■ SELECTED EXTRACT:
━━━━━━━━━━━━━━━━

# My IFB Background Got Me Thinking Again!



## blhowes (Jun 26, 2009)

Because of my IFB background, I find myself sometime thinking about verses like this:
1Jn 2:15-17 Love not the world, neither the things that are in the world. If any man love the world, the love of the Father is not in him. For all that is in the world, the lust of the flesh, and the lust of the eyes, and the pride of life, is not of the Father, but is of the world. And the world passeth away, and the lust thereof: but he that doeth the will of God abideth for ever.​Wanting to demonstrate one's love for the Father, and that the love of the Father is in them, I suppose its understandable to go to the extreme and avoid anything that's enjoyable in the world. If all these things described are not of the Father, and it seems it'd be anything that non-Christians enjoy and brings them pleasure, you stay away from those things. You don't handle it, you don't taste it, you don't touch it if it has anything to do with the world. Which reminds me of this verse...
Col 2:20-23 If with Christ you died to the elemental spirits of the world, why, as if you were still alive in the world, do you submit to regulations-- "Do not handle, Do not taste, Do not touch" (referring to things that all perish as they are used)--according to human precepts and teachings? These have indeed an appearance of wisdom in promoting self-made religion and asceticism and severity to the body, but they are of no value in stopping the indulgence of the flesh.​Regarding the first passage:

1) How are we to apply the verse to our lives (if its different from what I described above)?

2) When we examine our lives, how do we determine if we love the world?


----------



## Scott1 (Jun 26, 2009)

Great questions, deep ones.



> 1) How are we to apply the verse to our lives (if its different from what I described above)?



It's easier for me to understand this in terms of things that are inherently sin ("lust of the flesh") and priority of affection ("Love not the world...").

It has been said idolatry is perhaps the most basic human sin. John Calvin refers to the human heart as an "idol factory." Both are reflected in this verse. Idolatry is self worship ("the flesh") and loving things God created more than Him as Creator.

Now God is working things in this world according to His good ends. There is a transformation going on in the midst of bad and evil things. We can't completely comprehend that, but God is redeeming tribes, nations, kindreds and tongues for His glory.

━━━━━━━━━━━━━━━━

■ STORED DATA:
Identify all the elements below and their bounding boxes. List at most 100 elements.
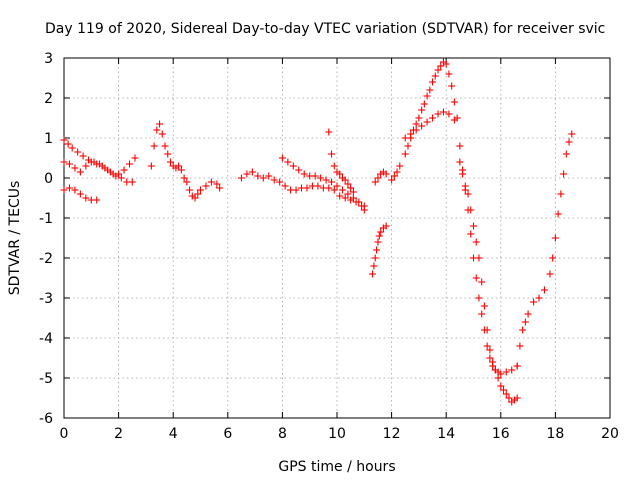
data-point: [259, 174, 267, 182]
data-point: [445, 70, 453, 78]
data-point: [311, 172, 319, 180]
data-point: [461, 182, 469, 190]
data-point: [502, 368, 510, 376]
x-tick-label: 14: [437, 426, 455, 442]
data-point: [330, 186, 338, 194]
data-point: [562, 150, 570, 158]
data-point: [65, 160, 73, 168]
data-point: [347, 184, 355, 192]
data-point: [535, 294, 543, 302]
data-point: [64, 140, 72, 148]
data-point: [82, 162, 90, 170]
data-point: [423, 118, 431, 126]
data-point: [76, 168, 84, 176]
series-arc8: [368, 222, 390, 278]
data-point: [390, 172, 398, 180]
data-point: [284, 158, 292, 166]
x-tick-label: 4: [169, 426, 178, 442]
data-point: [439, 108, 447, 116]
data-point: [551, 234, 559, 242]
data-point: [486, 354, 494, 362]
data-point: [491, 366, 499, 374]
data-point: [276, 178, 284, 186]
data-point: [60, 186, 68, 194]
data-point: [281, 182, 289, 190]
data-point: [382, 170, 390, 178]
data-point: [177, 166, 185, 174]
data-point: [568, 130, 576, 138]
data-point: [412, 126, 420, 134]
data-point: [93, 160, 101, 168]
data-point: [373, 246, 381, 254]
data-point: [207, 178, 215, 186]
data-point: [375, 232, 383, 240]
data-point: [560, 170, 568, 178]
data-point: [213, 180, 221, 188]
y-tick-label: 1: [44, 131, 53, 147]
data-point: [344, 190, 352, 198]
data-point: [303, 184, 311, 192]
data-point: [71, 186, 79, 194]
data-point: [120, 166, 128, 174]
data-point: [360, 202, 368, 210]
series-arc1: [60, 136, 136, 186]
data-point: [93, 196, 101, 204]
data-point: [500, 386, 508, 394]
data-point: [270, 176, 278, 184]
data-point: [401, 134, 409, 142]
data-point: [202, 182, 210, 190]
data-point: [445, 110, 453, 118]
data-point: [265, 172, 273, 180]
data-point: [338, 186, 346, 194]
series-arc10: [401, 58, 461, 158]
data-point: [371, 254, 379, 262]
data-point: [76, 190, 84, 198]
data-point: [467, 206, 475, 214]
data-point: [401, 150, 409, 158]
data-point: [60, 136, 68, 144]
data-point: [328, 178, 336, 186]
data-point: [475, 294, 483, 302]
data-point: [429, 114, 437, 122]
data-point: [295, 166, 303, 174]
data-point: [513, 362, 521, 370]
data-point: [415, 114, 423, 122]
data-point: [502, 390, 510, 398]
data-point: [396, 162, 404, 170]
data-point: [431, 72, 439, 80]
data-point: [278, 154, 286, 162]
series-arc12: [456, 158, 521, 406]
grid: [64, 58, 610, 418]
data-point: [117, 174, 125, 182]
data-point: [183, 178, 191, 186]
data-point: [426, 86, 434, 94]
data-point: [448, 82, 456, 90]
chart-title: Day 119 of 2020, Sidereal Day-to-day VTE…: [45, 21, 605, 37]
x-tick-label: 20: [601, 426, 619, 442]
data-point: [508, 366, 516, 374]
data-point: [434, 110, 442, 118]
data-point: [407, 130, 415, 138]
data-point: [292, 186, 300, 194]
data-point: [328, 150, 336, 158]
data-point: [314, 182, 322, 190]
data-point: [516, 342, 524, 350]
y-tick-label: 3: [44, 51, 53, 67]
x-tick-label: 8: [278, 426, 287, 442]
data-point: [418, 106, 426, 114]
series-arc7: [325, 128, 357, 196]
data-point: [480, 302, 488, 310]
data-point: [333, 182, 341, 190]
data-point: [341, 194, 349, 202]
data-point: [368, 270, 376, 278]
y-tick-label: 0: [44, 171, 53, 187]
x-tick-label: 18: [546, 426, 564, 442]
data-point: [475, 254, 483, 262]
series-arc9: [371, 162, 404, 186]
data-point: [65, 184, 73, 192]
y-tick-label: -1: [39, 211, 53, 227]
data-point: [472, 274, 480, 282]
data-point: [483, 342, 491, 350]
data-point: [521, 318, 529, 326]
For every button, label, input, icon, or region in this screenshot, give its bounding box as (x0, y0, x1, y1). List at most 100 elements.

━━━━━━━━━━━━━━━━

■ TO DO:
Write the next part of the forum thread on 1 John 2:15-17 and loving the world, picking up right after its final sentence.

■ THE REPLY:
One of the truly remarkable things is that God did create many good things in this world, not as a substitute for Himself, but he did pronounce His Creation good. Sin affects everything, but at the same time, He is in the process of redeeming it and He lets His people enjoy some of that as they seek to serve Him... and not the things of this world.



> 2) When we examine our lives, how do we determine if we love the world?



What we do with our time, thoughts, money shows a lot about what we value.

If we avoid His claim on "our" money (e.g. tithe) and "our" time (e.g. sabbath), it shows we need to repent, forsake and make restitution with a right heart, by His grace, before Him.


----------



## rbcbob (Jun 26, 2009)

It is necessary that we be in the world (not in a monastery) but while being in the world it is necessary that we not love it.

1 Corinthians 5:9 I wrote to you in my epistle not to keep company with sexually immoral people. 10 Yet I certainly did not mean with the sexually immoral people of this world, or with the covetous, or extortioners, or idolaters, since then you would need to go out of the world.


----------



## blhowes (Jun 27, 2009)

Scott1 said:


> > 2) When we examine our lives, how do we determine if we love the world?
> 
> 
> 
> ...


Good thinking. Its interesting that some argue we don't need to keep the Sabbath because we're not under the law but under grace, etc. Maybe they're right, but if we see keeping the Sabbath as something we *have* to do rather than something we *want* to do, that's very telling.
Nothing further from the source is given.